• [STATED EXERCISE] Locate each line containing the string "组织答案" and copy it out.

• [MATERIAL FOR THIS EXERCISE]
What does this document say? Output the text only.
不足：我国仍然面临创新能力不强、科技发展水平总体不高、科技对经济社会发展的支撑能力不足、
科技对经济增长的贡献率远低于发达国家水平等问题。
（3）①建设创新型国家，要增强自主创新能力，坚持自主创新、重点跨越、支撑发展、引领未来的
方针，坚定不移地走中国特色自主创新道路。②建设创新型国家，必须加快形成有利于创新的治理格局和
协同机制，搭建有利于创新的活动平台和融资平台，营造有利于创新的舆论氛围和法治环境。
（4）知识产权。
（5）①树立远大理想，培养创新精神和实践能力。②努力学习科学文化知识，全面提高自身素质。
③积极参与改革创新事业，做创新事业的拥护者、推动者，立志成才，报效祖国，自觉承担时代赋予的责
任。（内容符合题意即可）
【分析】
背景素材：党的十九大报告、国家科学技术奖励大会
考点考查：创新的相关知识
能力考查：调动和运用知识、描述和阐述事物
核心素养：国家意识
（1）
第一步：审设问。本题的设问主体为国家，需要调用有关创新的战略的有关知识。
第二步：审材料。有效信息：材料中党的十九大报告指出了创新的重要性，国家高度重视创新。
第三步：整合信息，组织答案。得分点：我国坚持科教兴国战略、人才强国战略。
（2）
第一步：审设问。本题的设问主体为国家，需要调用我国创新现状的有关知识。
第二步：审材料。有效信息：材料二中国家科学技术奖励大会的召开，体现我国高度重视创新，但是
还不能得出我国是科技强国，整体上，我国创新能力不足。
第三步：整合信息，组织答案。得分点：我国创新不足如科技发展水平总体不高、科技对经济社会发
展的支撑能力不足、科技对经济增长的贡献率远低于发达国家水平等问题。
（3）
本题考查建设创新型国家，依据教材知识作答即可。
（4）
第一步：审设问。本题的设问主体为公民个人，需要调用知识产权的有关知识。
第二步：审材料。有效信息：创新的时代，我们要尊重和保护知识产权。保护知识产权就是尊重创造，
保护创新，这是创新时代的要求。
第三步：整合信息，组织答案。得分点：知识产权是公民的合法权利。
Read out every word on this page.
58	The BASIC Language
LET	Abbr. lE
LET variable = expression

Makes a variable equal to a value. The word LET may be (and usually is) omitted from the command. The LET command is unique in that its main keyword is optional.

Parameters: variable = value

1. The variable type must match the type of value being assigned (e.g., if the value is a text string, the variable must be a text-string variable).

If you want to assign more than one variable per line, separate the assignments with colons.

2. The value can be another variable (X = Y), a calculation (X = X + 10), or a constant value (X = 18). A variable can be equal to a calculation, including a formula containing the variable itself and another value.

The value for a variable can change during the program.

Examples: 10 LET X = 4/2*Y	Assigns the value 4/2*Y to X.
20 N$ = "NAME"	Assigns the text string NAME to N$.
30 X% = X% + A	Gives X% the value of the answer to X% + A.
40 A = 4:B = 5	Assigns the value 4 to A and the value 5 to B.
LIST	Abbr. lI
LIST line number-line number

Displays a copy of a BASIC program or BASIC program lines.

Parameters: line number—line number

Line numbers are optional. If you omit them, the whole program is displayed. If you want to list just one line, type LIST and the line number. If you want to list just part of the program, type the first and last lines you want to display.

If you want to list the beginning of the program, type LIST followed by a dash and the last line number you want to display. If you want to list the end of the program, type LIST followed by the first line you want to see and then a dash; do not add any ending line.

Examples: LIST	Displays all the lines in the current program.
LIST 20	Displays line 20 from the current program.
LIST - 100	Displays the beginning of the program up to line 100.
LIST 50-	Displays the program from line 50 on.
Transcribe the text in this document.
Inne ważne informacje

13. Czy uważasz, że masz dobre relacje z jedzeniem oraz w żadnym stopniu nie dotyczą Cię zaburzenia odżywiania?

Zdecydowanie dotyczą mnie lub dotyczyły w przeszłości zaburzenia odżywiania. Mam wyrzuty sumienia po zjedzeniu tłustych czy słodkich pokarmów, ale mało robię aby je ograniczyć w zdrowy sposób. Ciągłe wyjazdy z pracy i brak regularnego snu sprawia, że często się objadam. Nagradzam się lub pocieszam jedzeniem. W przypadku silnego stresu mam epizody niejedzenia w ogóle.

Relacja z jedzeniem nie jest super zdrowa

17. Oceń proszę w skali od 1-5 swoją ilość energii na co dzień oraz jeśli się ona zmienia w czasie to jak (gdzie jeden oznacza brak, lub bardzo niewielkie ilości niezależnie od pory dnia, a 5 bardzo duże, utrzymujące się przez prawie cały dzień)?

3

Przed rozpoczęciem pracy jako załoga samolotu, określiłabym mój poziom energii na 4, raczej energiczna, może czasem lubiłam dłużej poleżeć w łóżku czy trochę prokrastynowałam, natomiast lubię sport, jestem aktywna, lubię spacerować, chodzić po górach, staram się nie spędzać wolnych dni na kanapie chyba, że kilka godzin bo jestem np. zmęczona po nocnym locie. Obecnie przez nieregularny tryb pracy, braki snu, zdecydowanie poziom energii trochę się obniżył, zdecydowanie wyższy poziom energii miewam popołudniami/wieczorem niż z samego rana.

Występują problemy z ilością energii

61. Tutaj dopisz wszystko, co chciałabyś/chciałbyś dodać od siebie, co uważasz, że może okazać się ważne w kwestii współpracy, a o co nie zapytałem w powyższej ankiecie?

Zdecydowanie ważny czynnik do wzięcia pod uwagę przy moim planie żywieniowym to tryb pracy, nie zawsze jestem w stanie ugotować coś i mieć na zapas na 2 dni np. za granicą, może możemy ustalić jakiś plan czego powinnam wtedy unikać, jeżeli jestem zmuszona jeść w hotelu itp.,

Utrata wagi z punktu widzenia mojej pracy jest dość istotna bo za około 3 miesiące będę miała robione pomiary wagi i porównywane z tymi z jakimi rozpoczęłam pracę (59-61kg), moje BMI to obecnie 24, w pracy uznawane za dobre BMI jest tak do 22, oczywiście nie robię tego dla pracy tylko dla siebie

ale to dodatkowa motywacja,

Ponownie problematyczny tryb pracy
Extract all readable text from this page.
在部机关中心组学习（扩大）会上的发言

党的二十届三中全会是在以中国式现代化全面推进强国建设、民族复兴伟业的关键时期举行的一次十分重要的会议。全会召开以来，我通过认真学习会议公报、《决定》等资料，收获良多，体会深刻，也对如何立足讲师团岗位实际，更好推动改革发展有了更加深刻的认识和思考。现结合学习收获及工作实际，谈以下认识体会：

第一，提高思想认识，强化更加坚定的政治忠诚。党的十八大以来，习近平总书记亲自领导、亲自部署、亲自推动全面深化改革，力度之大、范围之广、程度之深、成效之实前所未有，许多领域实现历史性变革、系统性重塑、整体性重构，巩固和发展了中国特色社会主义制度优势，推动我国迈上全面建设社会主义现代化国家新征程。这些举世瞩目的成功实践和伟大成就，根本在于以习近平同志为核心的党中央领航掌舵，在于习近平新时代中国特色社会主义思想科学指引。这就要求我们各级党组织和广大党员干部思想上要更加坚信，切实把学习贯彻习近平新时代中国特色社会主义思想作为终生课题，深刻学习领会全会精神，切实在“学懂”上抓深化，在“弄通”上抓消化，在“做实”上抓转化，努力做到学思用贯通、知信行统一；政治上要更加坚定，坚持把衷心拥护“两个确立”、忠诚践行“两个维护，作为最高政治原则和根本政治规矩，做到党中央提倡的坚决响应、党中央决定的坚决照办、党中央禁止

• [FINISHED EXERCISE]
第三步：整合信息，组织答案。得分点：我国坚持科教兴国战略、人才强国战略。
第三步：整合信息，组织答案。得分点：我国创新不足如科技发展水平总体不高、科技对经济社会发
第三步：整合信息，组织答案。得分点：知识产权是公民的合法权利。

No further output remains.